- _Exercise directions_:
Send back all the data below, exactly as given.
****
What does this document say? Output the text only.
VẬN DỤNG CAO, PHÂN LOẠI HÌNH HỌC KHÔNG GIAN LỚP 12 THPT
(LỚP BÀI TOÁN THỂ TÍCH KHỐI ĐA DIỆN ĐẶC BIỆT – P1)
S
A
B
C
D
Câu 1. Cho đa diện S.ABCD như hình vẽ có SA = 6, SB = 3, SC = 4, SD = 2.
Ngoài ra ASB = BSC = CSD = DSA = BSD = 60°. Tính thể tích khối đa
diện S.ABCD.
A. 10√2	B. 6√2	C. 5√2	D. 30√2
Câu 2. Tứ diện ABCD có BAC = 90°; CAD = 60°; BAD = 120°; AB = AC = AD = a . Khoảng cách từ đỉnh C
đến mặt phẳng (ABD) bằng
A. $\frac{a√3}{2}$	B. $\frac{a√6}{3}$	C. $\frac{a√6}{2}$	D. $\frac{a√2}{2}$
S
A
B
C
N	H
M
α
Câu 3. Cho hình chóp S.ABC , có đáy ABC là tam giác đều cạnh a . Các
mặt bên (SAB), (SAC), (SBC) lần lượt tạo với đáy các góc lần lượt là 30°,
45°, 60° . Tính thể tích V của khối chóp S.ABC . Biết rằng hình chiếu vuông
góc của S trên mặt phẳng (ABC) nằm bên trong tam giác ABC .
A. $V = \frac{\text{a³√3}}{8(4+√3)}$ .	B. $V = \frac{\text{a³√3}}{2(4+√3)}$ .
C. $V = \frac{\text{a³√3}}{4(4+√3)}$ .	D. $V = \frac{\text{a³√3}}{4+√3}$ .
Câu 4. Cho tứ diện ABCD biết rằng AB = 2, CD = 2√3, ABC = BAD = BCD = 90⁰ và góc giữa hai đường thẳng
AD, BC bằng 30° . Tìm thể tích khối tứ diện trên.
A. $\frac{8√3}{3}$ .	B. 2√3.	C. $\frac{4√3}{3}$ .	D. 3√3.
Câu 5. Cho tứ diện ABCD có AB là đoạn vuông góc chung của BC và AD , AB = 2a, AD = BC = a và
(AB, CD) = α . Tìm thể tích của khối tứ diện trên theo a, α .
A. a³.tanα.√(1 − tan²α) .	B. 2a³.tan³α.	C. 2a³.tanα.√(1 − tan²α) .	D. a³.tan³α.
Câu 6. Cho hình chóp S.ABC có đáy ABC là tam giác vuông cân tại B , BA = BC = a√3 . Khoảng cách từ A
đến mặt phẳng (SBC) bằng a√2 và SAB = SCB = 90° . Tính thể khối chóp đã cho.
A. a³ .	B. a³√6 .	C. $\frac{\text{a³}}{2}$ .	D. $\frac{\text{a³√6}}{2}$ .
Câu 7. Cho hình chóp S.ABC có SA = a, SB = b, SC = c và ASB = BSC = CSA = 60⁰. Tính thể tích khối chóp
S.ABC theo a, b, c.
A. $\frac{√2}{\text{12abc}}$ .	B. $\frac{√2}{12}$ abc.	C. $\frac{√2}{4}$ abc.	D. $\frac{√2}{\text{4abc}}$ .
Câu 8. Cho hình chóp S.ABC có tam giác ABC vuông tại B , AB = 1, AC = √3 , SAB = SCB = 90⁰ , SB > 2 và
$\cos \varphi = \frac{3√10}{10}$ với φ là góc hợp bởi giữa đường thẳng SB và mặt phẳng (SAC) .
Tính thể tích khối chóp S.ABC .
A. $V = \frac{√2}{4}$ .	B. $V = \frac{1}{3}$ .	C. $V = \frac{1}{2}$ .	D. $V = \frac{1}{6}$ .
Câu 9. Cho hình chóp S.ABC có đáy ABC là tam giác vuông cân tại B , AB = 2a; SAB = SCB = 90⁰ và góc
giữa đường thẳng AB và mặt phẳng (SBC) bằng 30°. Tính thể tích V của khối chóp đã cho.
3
****
- _Solution for this problem_:
What does this document say? Output the text only.
VẬN DỤNG CAO, PHÂN LOẠI HÌNH HỌC KHÔNG GIAN LỚP 12 THPT
(LỚP BÀI TOÁN THỂ TÍCH KHỐI ĐA DIỆN ĐẶC BIỆT – P1)
S
A
B
C
D
Câu 1. Cho đa diện S.ABCD như hình vẽ có SA = 6, SB = 3, SC = 4, SD = 2.
Ngoài ra ASB = BSC = CSD = DSA = BSD = 60°. Tính thể tích khối đa
diện S.ABCD.
A. 10√2	B. 6√2	C. 5√2	D. 30√2
Câu 2. Tứ diện ABCD có BAC = 90°; CAD = 60°; BAD = 120°; AB = AC = AD = a . Khoảng cách từ đỉnh C
đến mặt phẳng (ABD) bằng
A. $\frac{a√3}{2}$	B. $\frac{a√6}{3}$	C. $\frac{a√6}{2}$	D. $\frac{a√2}{2}$
S
A
B
C
N	H
M
α
Câu 3. Cho hình chóp S.ABC , có đáy ABC là tam giác đều cạnh a . Các
mặt bên (SAB), (SAC), (SBC) lần lượt tạo với đáy các góc lần lượt là 30°,
45°, 60° . Tính thể tích V của khối chóp S.ABC . Biết rằng hình chiếu vuông
góc của S trên mặt phẳng (ABC) nằm bên trong tam giác ABC .
A. $V = \frac{\text{a³√3}}{8(4+√3)}$ .	B. $V = \frac{\text{a³√3}}{2(4+√3)}$ .
C. $V = \frac{\text{a³√3}}{4(4+√3)}$ .	D. $V = \frac{\text{a³√3}}{4+√3}$ .
Câu 4. Cho tứ diện ABCD biết rằng AB = 2, CD = 2√3, ABC = BAD = BCD = 90⁰ và góc giữa hai đường thẳng
AD, BC bằng 30° . Tìm thể tích khối tứ diện trên.
A. $\frac{8√3}{3}$ .	B. 2√3.	C. $\frac{4√3}{3}$ .	D. 3√3.
Câu 5. Cho tứ diện ABCD có AB là đoạn vuông góc chung của BC và AD , AB = 2a, AD = BC = a và
(AB, CD) = α . Tìm thể tích của khối tứ diện trên theo a, α .
A. a³.tanα.√(1 − tan²α) .	B. 2a³.tan³α.	C. 2a³.tanα.√(1 − tan²α) .	D. a³.tan³α.
Câu 6. Cho hình chóp S.ABC có đáy ABC là tam giác vuông cân tại B , BA = BC = a√3 . Khoảng cách từ A
đến mặt phẳng (SBC) bằng a√2 và SAB = SCB = 90° . Tính thể khối chóp đã cho.
A. a³ .	B. a³√6 .	C. $\frac{\text{a³}}{2}$ .	D. $\frac{\text{a³√6}}{2}$ .
Câu 7. Cho hình chóp S.ABC có SA = a, SB = b, SC = c và ASB = BSC = CSA = 60⁰. Tính thể tích khối chóp
S.ABC theo a, b, c.
A. $\frac{√2}{\text{12abc}}$ .	B. $\frac{√2}{12}$ abc.	C. $\frac{√2}{4}$ abc.	D. $\frac{√2}{\text{4abc}}$ .
Câu 8. Cho hình chóp S.ABC có tam giác ABC vuông tại B , AB = 1, AC = √3 , SAB = SCB = 90⁰ , SB > 2 và
$\cos \varphi = \frac{3√10}{10}$ với φ là góc hợp bởi giữa đường thẳng SB và mặt phẳng (SAC) .
Tính thể tích khối chóp S.ABC .
A. $V = \frac{√2}{4}$ .	B. $V = \frac{1}{3}$ .	C. $V = \frac{1}{2}$ .	D. $V = \frac{1}{6}$ .
Câu 9. Cho hình chóp S.ABC có đáy ABC là tam giác vuông cân tại B , AB = 2a; SAB = SCB = 90⁰ và góc
giữa đường thẳng AB và mặt phẳng (SBC) bằng 30°. Tính thể tích V của khối chóp đã cho.
3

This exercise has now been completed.